- **Source data**:
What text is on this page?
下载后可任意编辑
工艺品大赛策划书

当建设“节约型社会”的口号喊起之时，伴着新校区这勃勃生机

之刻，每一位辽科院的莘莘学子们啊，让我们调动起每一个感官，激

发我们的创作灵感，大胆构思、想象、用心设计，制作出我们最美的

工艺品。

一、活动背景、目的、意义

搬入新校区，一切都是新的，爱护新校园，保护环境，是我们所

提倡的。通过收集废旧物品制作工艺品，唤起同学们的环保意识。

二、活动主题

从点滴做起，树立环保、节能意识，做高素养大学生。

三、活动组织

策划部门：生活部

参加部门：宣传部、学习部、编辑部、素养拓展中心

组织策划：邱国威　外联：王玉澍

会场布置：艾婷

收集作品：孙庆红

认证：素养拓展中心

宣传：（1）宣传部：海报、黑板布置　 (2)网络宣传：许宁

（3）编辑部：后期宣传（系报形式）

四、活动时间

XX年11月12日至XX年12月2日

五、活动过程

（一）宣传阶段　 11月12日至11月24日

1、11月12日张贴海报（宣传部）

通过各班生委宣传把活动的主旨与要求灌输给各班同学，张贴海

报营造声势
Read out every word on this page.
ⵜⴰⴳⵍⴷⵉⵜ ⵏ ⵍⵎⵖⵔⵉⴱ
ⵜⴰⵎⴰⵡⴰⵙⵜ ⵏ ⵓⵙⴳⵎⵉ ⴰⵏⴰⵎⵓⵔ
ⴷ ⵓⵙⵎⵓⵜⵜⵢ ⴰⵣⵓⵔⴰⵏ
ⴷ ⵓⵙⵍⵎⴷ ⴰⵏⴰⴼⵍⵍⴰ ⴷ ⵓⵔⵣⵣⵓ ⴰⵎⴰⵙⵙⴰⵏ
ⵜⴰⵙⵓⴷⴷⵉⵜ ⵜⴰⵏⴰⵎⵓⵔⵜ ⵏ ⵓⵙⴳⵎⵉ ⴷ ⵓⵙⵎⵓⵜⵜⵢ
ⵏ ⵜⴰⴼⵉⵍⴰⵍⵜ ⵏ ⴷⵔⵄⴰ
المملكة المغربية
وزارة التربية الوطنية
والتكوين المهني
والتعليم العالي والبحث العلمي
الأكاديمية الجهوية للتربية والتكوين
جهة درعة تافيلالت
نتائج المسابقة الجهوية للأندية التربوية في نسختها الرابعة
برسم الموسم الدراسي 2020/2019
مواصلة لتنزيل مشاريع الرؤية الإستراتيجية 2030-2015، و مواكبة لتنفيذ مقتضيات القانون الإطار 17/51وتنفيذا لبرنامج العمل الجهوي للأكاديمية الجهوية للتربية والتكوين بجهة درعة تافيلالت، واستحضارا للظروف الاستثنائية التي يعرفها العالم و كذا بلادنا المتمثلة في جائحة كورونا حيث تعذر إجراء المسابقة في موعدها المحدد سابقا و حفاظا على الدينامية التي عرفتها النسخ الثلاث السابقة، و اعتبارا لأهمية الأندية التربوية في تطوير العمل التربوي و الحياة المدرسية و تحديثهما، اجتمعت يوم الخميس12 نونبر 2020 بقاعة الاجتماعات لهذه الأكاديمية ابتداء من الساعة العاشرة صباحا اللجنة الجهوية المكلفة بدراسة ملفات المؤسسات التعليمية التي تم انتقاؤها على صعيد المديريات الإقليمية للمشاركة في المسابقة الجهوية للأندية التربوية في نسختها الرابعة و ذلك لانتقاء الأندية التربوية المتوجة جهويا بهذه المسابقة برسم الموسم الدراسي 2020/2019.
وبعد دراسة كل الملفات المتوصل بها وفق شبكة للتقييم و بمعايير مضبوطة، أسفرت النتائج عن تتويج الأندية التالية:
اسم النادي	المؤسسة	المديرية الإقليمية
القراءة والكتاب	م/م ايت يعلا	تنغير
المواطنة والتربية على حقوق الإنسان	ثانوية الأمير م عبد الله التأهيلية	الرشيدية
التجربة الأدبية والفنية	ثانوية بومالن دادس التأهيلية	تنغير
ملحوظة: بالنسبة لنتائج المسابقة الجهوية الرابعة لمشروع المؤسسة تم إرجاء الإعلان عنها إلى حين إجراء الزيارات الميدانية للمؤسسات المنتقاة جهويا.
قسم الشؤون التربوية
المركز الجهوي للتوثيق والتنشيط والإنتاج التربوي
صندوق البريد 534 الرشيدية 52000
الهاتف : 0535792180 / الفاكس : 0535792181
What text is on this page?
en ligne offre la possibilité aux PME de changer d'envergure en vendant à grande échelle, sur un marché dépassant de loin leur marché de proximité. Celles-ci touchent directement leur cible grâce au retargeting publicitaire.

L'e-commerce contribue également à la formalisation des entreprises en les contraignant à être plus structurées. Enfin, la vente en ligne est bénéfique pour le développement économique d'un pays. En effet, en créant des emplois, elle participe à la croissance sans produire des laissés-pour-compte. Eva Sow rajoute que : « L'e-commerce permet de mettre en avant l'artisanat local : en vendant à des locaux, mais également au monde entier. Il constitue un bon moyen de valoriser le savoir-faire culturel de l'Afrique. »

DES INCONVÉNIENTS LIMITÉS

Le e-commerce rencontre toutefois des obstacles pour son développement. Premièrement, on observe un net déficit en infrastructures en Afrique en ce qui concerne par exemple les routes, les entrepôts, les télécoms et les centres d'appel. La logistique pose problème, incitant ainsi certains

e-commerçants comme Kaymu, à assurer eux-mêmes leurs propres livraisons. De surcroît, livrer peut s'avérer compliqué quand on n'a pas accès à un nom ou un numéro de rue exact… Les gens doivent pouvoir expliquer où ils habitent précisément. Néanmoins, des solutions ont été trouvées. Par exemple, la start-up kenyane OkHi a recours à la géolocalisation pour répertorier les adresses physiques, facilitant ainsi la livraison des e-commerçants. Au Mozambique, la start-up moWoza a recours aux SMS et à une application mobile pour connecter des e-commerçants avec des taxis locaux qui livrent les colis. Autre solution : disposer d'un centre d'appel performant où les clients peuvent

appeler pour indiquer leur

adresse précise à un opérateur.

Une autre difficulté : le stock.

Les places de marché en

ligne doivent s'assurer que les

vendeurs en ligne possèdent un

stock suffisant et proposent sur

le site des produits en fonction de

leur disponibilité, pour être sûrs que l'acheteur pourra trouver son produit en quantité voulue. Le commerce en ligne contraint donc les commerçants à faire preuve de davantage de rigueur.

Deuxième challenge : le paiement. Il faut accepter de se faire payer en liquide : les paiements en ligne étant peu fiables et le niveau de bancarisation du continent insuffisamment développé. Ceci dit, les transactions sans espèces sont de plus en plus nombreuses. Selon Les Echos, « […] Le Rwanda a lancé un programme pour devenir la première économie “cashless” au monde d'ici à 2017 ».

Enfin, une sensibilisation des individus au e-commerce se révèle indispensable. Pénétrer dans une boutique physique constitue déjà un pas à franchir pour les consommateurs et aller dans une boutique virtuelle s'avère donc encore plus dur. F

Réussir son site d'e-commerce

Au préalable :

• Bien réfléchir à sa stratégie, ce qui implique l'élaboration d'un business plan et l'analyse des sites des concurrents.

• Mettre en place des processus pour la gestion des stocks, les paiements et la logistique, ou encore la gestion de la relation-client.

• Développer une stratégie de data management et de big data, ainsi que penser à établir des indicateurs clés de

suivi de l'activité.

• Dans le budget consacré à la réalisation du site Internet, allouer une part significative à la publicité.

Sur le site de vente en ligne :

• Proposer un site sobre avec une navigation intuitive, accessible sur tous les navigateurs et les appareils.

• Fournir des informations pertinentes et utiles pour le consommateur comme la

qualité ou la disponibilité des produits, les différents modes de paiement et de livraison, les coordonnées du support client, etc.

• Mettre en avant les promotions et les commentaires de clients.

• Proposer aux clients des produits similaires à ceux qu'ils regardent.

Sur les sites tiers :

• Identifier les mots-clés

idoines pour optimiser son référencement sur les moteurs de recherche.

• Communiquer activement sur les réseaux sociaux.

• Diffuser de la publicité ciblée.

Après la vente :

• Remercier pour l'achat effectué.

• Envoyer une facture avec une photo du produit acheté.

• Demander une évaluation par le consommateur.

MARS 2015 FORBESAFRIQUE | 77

- **WHAT THE TASK ASKS**: Extract every line containing the string "paiements" from the data above.

- **FULL OUTPUT**:
Deuxième challenge : le paiement. Il faut accepter de se faire payer en liquide : les paiements en ligne étant peu fiables et le niveau de bancarisation du continent insuffisamment développé. Ceci dit, les transactions sans espèces sont de plus en plus nombreuses. Selon Les Echos, « […] Le Rwanda a lancé un programme pour devenir la première économie “cashless” au monde d'ici à 2017 ».
• Mettre en place des processus pour la gestion des stocks, les paiements et la logistique, ou encore la gestion de la relation-client.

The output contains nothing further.